Direction
Every line containing the word "spectrogram" needs to be found and copied.

Supplied data

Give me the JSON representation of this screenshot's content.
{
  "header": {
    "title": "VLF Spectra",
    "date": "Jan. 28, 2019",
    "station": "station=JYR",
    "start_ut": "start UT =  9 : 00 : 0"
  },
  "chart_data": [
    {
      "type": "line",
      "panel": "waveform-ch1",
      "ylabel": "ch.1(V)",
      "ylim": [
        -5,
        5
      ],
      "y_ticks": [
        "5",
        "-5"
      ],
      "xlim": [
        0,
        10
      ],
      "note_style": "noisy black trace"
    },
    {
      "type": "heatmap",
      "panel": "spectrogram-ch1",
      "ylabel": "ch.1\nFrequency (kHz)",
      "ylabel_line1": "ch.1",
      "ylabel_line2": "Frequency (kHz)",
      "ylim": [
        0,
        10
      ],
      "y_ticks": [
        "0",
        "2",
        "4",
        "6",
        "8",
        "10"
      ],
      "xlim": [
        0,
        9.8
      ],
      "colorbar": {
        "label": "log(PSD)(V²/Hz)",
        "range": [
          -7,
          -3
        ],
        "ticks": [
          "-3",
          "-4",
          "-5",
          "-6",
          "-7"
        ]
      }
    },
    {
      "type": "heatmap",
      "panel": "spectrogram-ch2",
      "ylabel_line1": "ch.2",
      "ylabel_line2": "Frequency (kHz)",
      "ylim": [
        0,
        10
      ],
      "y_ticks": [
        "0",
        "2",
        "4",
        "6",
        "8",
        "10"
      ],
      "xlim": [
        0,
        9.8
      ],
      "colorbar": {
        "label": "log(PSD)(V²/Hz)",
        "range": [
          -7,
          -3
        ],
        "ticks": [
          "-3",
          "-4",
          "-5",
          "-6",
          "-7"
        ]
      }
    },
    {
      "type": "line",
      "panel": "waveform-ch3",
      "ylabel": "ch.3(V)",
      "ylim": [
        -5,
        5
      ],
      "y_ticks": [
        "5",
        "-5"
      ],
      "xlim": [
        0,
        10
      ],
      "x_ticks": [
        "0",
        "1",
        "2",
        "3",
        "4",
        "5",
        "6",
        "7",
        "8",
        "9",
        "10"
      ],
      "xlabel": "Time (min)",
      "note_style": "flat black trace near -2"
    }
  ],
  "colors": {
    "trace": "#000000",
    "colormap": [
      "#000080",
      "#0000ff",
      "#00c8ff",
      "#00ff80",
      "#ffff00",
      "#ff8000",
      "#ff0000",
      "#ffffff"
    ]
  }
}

Reply to the task
      "panel": "spectrogram-ch1",
      "panel": "spectrogram-ch2",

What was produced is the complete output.